TASK DESCRIPTION:
Answer with a single number: the count of lines that include the string "Windows".

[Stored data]
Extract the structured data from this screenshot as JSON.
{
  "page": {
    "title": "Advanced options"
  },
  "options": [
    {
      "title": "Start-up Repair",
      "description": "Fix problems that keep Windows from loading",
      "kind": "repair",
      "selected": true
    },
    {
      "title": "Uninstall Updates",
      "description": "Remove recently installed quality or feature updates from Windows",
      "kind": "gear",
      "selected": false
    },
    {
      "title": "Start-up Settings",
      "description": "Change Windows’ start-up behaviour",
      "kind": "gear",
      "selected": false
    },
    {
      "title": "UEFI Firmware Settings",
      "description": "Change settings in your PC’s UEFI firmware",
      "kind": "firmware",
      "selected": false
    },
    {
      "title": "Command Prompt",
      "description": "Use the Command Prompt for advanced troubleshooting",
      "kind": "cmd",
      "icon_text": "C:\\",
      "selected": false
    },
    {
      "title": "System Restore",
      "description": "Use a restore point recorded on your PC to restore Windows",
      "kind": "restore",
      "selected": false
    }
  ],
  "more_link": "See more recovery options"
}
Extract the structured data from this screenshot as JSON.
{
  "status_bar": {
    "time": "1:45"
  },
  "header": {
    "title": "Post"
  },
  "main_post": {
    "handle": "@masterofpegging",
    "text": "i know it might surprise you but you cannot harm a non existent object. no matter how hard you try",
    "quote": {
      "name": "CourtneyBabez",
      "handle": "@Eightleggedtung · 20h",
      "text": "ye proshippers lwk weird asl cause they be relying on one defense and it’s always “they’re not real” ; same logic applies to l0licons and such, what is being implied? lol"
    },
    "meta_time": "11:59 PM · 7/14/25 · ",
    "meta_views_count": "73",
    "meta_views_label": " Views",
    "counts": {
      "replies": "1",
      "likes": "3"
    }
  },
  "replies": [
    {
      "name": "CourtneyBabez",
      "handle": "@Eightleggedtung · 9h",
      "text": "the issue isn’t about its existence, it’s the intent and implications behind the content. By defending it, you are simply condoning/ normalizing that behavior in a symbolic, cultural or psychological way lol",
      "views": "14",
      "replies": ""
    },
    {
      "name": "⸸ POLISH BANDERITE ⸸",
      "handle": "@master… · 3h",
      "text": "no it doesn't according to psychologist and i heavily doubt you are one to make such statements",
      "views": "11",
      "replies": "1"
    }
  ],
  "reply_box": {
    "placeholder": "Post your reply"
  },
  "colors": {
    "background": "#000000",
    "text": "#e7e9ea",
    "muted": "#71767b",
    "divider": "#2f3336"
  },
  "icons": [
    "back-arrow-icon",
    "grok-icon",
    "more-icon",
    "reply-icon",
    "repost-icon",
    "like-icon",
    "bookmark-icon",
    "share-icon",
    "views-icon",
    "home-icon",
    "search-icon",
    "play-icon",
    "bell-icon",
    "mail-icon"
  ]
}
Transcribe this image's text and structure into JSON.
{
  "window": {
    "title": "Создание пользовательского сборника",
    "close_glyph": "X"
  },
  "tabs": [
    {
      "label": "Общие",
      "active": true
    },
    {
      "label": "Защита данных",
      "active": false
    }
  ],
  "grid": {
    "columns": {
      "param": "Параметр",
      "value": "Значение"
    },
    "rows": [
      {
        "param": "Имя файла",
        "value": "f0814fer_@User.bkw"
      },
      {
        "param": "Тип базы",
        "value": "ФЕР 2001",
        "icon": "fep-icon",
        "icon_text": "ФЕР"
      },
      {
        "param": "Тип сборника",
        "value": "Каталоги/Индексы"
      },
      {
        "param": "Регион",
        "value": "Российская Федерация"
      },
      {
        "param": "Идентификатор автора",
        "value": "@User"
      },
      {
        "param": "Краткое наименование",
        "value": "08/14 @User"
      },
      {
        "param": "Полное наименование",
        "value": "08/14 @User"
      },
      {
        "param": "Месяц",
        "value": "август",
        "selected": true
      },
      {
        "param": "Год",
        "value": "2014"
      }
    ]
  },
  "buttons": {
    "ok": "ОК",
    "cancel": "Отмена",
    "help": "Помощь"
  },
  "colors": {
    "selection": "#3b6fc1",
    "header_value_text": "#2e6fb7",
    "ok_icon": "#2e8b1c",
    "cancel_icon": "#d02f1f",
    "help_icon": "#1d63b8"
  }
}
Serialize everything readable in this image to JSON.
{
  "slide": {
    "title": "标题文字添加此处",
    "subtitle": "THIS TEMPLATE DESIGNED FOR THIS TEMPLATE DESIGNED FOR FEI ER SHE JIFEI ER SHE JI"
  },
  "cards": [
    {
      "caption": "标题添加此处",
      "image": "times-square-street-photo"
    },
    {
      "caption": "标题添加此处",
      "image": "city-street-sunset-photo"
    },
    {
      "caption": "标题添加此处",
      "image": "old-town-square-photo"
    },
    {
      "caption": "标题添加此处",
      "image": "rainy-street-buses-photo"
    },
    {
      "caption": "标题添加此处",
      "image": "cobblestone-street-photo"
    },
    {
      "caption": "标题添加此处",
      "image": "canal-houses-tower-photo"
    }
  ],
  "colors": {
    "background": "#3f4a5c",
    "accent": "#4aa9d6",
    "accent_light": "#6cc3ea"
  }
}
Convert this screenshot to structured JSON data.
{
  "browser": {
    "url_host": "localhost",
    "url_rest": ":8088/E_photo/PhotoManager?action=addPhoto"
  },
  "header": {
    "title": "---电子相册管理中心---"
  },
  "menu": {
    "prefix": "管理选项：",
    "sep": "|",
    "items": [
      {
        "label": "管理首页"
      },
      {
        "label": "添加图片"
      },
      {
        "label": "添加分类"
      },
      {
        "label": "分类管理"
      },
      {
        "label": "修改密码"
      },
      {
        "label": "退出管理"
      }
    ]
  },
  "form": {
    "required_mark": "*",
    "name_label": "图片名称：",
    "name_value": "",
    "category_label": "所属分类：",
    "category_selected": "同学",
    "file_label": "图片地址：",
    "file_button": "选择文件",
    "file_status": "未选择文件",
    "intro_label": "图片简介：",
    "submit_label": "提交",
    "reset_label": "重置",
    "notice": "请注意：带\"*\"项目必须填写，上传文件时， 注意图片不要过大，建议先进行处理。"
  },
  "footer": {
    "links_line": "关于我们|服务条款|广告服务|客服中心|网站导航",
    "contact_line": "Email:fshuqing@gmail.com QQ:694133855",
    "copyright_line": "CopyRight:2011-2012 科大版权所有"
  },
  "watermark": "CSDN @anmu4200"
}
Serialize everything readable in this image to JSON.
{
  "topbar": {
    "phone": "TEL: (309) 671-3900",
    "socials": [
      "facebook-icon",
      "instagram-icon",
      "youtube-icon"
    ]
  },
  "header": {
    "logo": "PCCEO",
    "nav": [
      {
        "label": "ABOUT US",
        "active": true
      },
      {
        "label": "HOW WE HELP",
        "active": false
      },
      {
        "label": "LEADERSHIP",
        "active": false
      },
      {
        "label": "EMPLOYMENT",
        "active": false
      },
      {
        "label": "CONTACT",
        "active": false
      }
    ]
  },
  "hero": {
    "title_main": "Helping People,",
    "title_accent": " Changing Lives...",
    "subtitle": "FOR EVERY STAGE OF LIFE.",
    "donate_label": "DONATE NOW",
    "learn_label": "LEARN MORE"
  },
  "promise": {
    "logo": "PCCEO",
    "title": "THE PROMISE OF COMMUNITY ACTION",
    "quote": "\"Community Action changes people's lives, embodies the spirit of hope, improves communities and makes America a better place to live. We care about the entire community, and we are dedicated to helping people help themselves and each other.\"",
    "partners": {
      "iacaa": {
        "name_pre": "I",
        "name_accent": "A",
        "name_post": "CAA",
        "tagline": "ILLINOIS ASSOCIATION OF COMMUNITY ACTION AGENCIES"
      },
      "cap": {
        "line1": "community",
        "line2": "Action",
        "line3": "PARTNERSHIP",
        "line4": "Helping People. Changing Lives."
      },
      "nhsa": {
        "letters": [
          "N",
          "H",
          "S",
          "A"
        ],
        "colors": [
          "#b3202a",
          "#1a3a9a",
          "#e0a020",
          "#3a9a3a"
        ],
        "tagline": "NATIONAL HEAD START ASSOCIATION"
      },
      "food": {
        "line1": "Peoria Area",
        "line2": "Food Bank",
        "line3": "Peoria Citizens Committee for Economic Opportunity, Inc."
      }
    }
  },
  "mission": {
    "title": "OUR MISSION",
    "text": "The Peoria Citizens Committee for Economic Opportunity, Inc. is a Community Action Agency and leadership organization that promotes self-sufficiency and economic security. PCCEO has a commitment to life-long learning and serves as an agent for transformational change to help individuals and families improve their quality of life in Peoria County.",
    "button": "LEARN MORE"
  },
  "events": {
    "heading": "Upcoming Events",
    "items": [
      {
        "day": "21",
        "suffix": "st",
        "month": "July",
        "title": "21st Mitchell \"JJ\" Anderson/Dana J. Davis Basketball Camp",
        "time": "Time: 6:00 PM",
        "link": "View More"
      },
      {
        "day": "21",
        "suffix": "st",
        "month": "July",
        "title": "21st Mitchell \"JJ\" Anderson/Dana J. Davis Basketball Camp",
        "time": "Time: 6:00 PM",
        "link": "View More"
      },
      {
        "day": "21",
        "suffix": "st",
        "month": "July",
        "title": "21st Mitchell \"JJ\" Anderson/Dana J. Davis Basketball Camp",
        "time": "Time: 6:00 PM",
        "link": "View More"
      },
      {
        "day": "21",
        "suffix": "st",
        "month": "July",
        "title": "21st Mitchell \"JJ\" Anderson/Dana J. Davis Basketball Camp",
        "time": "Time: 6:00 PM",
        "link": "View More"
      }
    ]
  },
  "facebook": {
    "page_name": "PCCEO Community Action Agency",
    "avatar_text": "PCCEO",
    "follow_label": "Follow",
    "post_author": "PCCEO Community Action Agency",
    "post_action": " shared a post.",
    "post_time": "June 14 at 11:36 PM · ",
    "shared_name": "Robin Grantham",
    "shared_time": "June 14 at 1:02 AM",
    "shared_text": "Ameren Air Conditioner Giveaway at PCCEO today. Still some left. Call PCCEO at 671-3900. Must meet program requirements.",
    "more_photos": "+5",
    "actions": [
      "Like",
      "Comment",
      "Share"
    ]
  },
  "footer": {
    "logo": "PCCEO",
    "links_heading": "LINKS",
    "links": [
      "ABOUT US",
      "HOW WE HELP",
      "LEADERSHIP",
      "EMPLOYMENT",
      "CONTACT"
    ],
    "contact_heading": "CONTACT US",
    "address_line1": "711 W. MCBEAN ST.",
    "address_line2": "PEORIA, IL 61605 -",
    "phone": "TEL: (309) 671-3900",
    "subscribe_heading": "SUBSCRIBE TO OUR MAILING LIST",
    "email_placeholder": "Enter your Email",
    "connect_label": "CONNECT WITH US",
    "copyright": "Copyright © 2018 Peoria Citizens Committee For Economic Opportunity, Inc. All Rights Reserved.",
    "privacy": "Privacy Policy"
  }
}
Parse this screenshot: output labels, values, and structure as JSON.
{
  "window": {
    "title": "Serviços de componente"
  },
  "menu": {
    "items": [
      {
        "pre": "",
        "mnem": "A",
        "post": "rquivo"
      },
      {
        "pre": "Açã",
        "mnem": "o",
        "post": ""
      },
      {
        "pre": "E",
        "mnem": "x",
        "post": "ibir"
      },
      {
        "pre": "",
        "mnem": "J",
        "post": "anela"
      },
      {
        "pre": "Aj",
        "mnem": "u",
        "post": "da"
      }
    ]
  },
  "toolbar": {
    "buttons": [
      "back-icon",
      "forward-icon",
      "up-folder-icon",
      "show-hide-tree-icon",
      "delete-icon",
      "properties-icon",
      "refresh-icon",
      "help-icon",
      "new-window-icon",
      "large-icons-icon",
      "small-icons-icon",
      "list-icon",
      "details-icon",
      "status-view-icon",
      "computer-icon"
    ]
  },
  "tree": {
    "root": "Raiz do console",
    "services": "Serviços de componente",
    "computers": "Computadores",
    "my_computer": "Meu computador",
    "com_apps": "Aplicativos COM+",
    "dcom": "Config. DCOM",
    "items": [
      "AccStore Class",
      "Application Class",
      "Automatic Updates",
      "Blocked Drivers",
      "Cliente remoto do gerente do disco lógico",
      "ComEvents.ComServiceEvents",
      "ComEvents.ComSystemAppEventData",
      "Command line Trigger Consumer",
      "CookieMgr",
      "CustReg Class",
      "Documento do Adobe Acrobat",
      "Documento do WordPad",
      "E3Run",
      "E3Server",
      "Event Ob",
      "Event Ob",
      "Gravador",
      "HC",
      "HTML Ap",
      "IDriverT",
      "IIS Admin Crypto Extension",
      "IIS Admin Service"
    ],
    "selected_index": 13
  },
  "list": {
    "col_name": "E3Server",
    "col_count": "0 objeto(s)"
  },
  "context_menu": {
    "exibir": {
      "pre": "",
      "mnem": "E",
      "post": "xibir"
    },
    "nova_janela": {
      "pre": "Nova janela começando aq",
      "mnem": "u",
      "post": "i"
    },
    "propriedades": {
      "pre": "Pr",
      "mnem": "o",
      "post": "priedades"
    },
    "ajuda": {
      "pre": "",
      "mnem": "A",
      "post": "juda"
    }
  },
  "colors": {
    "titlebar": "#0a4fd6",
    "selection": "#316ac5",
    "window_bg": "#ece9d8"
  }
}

SOLUTION:
4